-- Written request --
Every line that contains the word "Temp" should be copied out.

-- Records for the exercise --

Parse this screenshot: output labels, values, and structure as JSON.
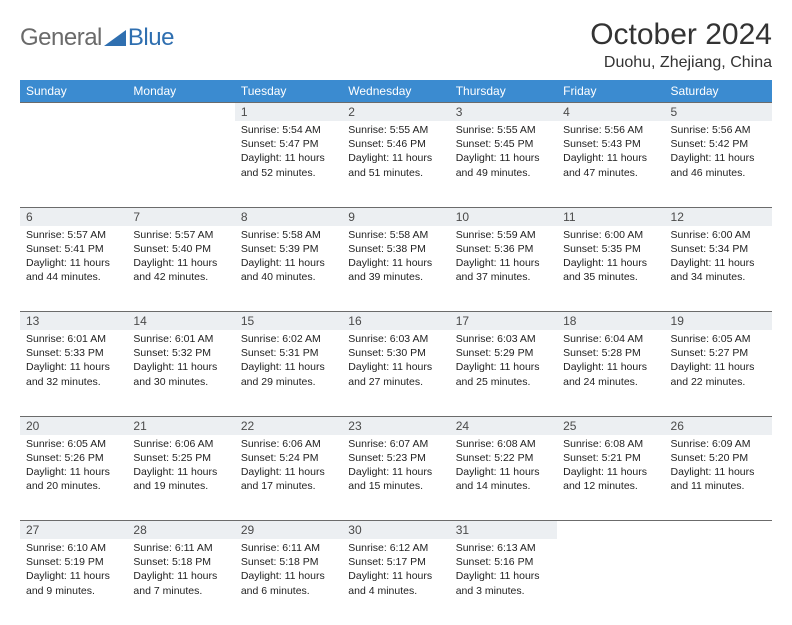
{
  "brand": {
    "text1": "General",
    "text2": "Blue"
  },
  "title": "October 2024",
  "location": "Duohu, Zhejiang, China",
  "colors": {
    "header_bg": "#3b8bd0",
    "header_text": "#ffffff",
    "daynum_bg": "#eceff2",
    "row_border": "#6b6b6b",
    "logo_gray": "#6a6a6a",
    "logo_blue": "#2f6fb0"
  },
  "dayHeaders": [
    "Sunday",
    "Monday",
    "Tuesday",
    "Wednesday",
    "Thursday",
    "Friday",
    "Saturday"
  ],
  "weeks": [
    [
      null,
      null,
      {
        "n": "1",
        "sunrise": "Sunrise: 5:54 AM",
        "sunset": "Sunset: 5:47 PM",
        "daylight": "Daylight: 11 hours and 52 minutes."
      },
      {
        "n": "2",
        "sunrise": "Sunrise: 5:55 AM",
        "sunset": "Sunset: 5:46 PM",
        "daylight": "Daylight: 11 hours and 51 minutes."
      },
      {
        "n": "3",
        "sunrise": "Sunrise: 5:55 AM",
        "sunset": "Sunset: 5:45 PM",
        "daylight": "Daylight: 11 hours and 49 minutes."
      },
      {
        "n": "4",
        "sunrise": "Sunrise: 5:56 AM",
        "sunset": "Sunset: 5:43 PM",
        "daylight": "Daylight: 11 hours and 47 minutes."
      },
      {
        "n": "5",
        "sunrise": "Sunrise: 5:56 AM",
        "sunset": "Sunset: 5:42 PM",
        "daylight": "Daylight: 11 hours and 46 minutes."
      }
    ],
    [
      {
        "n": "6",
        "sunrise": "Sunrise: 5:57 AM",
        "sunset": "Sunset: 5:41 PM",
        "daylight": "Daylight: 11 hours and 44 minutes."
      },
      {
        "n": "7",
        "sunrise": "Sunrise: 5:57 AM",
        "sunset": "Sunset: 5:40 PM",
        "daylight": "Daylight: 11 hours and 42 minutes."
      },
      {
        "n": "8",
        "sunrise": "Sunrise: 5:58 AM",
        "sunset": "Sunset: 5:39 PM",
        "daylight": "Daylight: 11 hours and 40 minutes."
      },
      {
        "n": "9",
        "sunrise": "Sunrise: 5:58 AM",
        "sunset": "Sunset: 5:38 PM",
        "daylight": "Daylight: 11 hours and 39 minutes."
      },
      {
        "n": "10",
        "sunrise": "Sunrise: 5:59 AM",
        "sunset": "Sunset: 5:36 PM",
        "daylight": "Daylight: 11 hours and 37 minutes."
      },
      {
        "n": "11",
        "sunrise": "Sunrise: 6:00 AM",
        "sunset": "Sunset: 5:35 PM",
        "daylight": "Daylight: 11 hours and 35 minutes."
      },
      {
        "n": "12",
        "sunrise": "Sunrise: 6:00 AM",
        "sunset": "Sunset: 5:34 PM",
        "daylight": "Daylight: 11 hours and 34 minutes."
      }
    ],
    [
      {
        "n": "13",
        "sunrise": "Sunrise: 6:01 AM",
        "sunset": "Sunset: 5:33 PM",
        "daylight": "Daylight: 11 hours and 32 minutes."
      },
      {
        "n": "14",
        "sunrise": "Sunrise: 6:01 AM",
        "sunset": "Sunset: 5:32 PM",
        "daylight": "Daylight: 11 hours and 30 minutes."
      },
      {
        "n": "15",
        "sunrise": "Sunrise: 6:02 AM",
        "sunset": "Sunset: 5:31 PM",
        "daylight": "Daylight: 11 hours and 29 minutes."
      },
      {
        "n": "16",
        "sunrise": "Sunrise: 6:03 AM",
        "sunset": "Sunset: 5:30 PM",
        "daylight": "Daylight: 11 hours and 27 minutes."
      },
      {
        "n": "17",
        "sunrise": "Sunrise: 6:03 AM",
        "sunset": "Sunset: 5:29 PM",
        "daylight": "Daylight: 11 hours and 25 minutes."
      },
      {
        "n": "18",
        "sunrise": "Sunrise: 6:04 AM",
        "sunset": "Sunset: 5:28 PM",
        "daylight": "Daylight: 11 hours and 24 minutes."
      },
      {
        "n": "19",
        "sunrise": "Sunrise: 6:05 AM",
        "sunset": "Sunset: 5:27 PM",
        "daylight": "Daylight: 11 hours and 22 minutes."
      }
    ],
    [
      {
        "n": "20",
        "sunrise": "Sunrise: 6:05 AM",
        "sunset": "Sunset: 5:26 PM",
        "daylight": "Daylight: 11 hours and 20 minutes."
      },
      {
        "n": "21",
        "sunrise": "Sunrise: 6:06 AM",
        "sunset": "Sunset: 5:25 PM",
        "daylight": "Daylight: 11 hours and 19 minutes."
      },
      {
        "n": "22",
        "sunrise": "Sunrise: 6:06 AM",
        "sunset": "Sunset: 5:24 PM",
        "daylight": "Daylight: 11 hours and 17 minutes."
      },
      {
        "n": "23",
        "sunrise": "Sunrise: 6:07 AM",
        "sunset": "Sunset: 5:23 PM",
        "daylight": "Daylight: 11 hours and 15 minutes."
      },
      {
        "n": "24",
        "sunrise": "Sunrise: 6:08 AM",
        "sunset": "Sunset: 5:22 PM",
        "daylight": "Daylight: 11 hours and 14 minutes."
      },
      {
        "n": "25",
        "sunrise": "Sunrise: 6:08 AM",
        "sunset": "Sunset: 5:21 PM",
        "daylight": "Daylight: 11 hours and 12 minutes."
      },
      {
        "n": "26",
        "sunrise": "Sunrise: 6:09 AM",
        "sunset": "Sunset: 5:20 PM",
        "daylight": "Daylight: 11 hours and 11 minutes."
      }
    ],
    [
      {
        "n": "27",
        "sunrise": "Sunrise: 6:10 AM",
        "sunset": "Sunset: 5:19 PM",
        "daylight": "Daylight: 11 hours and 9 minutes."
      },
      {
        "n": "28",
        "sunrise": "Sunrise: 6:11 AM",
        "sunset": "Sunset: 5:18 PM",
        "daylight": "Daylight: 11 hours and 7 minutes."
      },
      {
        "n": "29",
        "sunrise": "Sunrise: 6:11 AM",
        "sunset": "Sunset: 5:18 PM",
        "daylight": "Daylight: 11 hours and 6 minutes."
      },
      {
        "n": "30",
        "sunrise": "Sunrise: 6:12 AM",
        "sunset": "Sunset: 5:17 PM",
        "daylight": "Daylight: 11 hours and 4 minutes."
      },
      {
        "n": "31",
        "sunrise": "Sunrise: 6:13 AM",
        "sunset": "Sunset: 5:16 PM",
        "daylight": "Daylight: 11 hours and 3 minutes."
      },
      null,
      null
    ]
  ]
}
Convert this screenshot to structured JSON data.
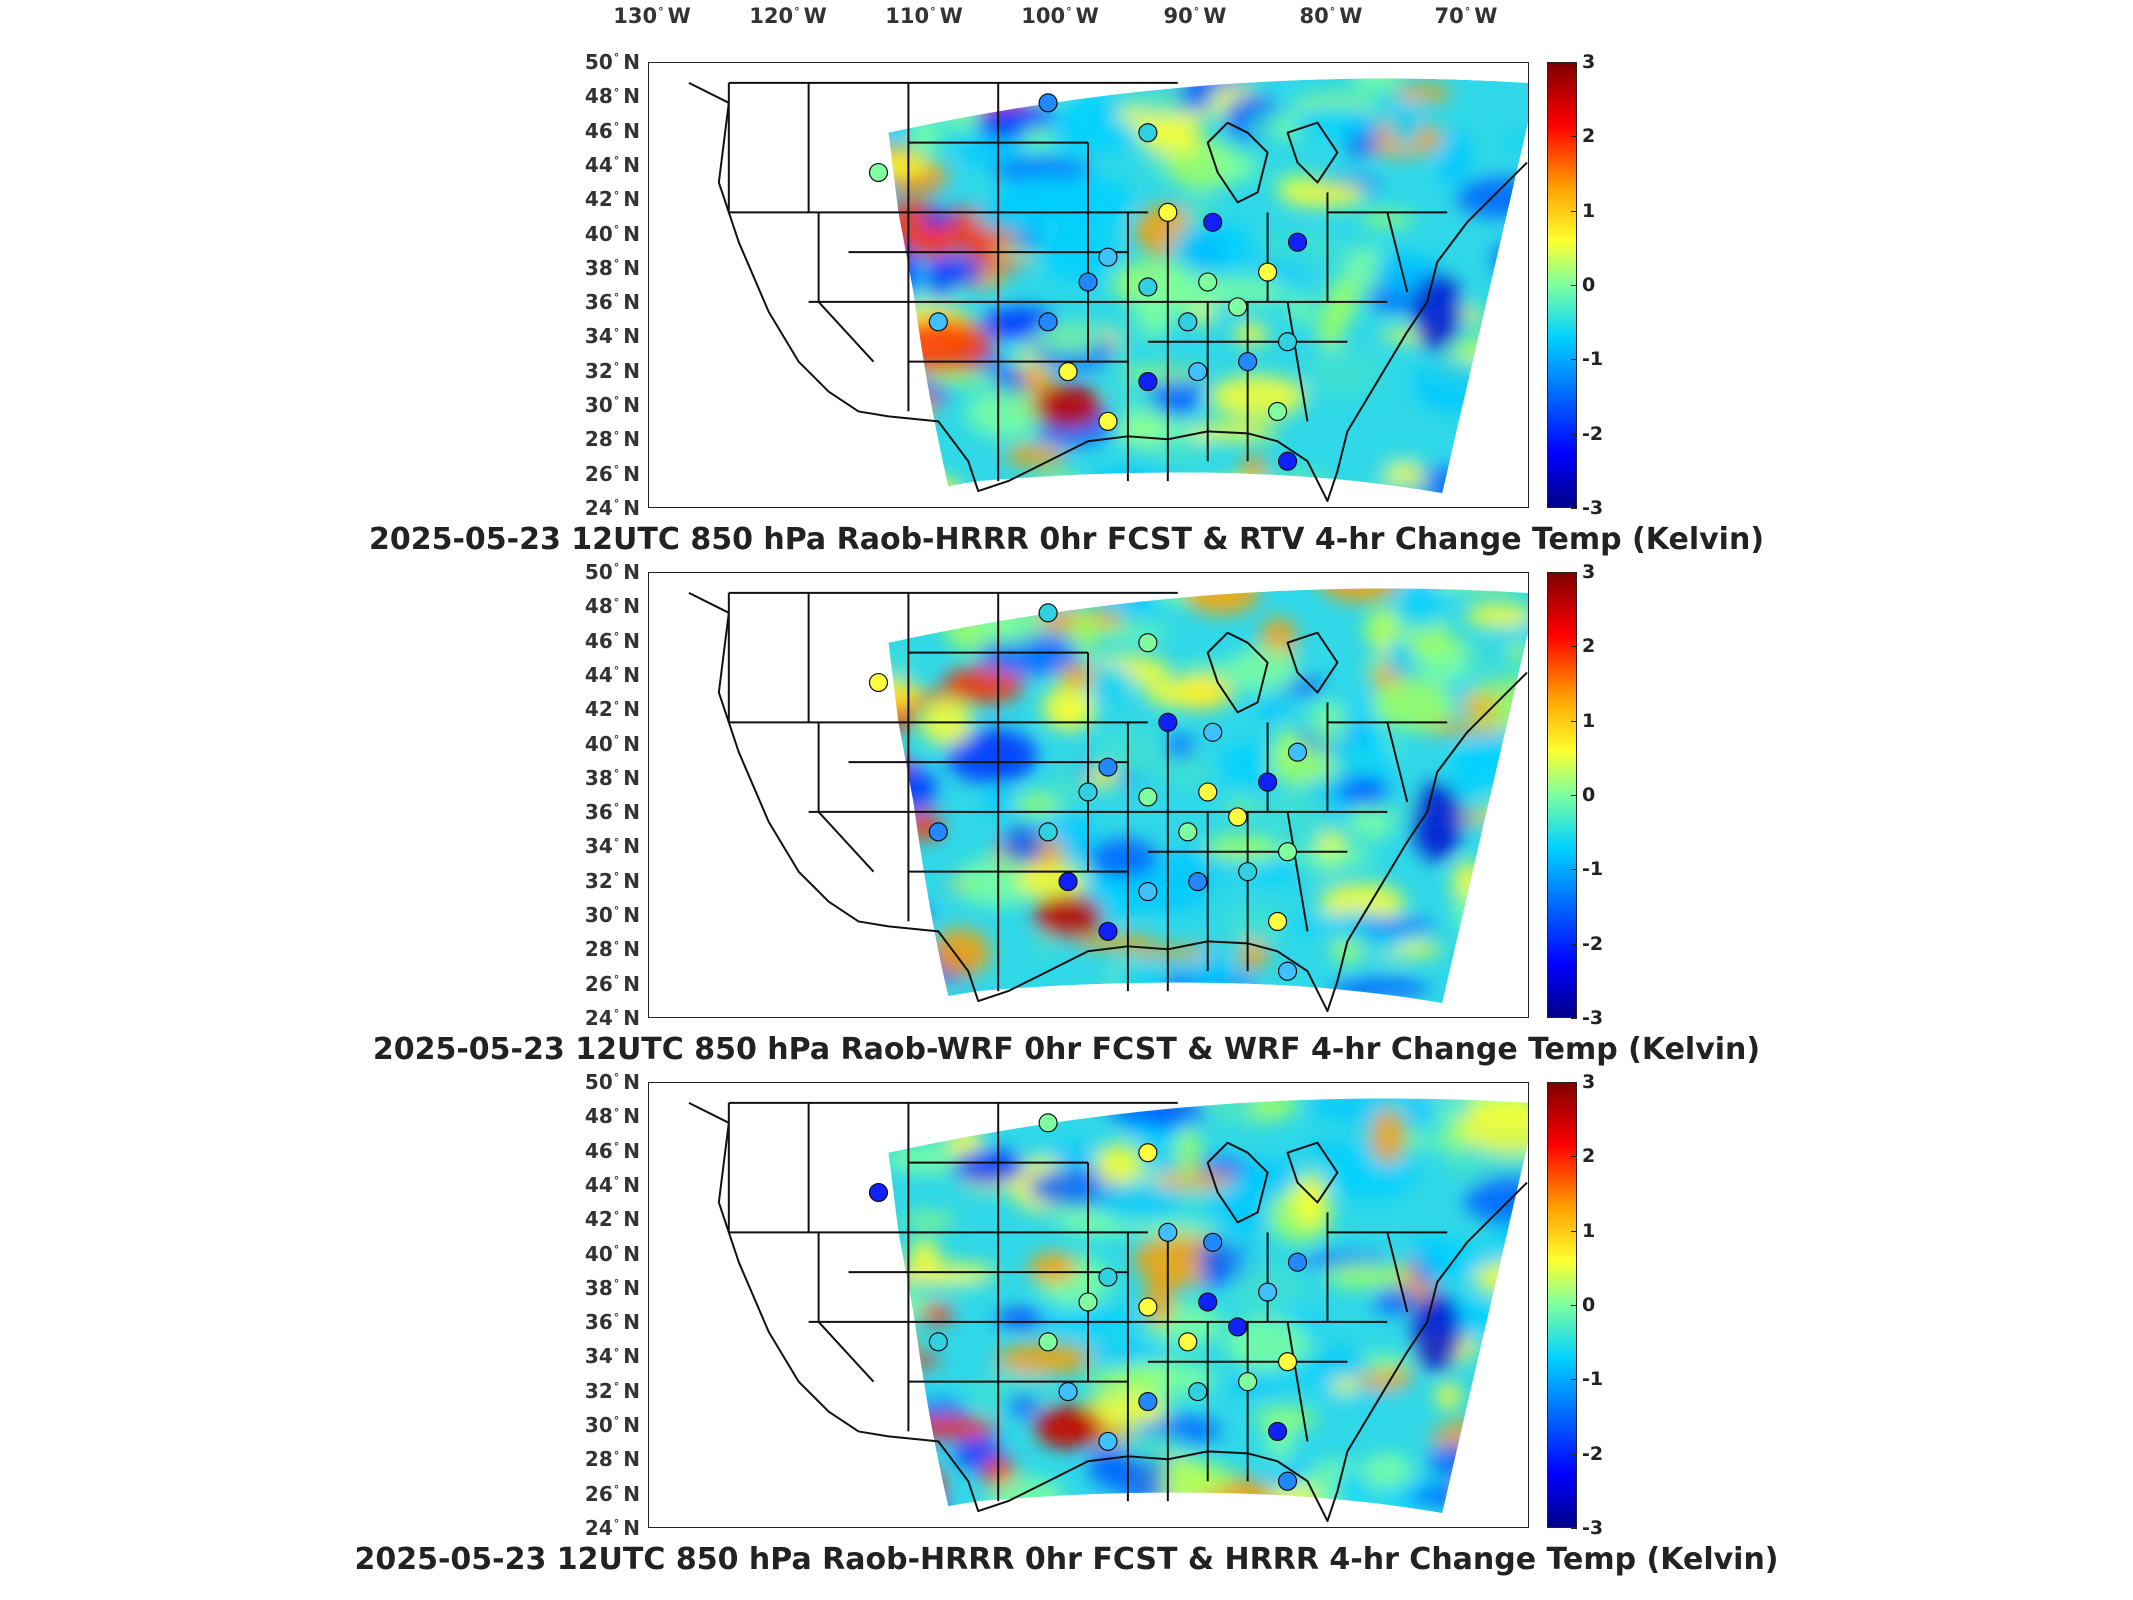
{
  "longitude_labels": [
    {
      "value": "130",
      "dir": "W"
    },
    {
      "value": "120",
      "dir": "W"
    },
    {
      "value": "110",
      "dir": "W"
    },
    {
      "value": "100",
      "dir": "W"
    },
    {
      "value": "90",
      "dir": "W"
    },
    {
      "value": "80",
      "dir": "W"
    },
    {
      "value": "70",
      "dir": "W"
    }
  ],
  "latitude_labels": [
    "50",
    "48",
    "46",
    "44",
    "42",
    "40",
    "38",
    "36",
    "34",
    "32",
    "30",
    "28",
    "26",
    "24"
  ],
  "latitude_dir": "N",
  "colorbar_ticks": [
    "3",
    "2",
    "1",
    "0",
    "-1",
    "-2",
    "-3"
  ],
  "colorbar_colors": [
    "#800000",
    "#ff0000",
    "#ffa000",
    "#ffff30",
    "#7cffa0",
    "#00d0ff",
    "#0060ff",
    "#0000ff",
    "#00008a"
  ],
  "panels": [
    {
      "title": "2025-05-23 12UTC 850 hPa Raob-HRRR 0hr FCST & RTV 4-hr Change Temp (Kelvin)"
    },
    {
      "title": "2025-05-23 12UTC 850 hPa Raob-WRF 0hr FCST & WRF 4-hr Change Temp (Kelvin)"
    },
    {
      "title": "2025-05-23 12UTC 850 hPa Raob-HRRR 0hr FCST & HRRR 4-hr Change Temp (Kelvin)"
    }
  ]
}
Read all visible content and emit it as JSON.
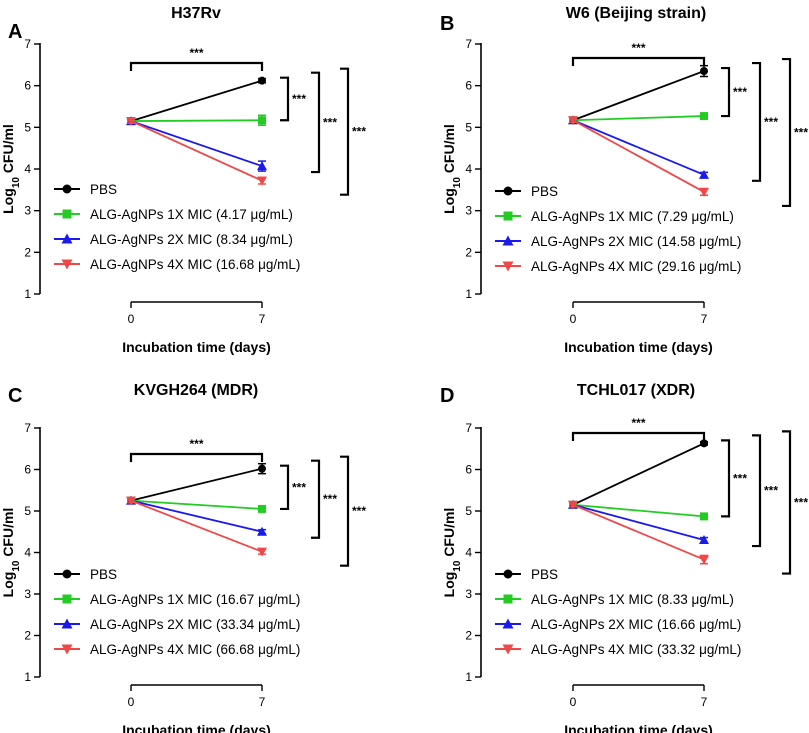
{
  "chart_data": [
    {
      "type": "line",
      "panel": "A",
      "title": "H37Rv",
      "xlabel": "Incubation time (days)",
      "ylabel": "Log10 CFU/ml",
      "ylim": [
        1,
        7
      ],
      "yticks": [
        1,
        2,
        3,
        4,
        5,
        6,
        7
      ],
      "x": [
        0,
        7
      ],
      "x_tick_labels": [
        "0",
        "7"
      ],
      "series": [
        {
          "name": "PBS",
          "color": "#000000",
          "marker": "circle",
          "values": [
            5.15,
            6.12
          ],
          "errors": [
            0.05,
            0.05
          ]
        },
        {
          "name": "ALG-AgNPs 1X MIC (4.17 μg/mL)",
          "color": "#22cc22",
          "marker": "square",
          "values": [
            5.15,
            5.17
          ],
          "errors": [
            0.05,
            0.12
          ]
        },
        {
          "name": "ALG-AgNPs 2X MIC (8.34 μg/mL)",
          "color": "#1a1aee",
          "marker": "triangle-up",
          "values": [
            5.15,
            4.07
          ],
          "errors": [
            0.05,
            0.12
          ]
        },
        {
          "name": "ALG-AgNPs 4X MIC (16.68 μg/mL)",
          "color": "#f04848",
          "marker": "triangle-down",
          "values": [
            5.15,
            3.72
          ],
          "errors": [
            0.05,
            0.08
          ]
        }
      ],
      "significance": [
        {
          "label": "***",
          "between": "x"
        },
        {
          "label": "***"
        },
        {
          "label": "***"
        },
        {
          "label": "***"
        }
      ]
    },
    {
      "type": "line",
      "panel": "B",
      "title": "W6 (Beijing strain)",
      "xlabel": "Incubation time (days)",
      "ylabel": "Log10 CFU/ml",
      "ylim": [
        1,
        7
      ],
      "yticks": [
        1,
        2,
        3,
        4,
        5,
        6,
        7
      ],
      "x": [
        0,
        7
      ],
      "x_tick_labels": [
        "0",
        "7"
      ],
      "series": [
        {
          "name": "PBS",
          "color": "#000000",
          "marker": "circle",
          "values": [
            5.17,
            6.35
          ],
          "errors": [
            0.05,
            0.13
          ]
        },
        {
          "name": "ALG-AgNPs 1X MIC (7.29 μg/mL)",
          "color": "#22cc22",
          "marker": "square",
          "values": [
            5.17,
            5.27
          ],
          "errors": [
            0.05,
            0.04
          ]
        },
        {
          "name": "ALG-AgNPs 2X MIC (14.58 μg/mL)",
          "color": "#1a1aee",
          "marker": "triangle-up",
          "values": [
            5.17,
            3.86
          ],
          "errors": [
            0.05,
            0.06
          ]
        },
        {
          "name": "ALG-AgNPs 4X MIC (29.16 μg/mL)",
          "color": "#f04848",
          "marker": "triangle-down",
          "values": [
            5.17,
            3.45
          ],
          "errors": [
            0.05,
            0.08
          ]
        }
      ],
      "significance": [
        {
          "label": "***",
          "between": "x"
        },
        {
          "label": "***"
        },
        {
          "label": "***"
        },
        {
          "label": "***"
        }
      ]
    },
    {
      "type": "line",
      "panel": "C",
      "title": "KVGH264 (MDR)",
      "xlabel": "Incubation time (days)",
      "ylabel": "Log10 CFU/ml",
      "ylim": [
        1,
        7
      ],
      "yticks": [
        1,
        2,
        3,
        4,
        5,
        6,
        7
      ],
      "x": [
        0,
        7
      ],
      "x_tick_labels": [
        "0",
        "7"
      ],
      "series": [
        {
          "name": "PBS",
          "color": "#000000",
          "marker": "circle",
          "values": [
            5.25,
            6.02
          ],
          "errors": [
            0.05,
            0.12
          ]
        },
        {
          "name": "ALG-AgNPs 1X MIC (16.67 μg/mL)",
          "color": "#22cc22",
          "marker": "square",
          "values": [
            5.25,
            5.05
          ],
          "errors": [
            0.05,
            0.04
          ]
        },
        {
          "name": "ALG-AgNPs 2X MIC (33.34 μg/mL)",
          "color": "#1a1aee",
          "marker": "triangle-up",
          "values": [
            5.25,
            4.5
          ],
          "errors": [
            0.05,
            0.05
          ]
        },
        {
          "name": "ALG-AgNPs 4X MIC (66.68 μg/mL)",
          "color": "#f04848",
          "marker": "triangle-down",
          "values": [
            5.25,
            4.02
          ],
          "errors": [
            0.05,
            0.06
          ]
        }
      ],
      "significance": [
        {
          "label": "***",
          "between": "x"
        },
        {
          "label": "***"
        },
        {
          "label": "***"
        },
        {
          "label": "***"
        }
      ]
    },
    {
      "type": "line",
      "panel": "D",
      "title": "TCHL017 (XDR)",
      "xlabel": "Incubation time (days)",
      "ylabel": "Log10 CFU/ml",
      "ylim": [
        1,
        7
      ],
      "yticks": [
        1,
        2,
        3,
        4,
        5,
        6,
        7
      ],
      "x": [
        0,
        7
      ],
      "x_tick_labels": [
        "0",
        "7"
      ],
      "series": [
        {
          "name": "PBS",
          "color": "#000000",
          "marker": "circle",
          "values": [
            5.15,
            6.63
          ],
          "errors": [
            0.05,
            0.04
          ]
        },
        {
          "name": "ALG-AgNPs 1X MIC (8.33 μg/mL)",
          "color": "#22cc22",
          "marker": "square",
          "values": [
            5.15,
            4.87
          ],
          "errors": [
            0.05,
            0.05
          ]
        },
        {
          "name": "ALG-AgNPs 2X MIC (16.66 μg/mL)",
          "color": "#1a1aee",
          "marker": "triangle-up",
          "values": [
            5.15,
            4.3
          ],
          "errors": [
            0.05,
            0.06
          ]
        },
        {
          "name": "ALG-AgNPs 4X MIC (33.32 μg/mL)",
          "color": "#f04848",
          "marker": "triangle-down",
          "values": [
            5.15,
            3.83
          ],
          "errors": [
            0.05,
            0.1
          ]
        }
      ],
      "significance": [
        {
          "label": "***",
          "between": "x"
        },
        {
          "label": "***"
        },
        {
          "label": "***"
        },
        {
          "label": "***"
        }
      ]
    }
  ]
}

-- Exercise response --
      "title": "2025-05-23 12UTC 850 hPa Raob-HRRR 0hr FCST & RTV 4-hr Change Temp (Kelvin)"
      "title": "2025-05-23 12UTC 850 hPa Raob-WRF 0hr FCST & WRF 4-hr Change Temp (Kelvin)"
      "title": "2025-05-23 12UTC 850 hPa Raob-HRRR 0hr FCST & HRRR 4-hr Change Temp (Kelvin)"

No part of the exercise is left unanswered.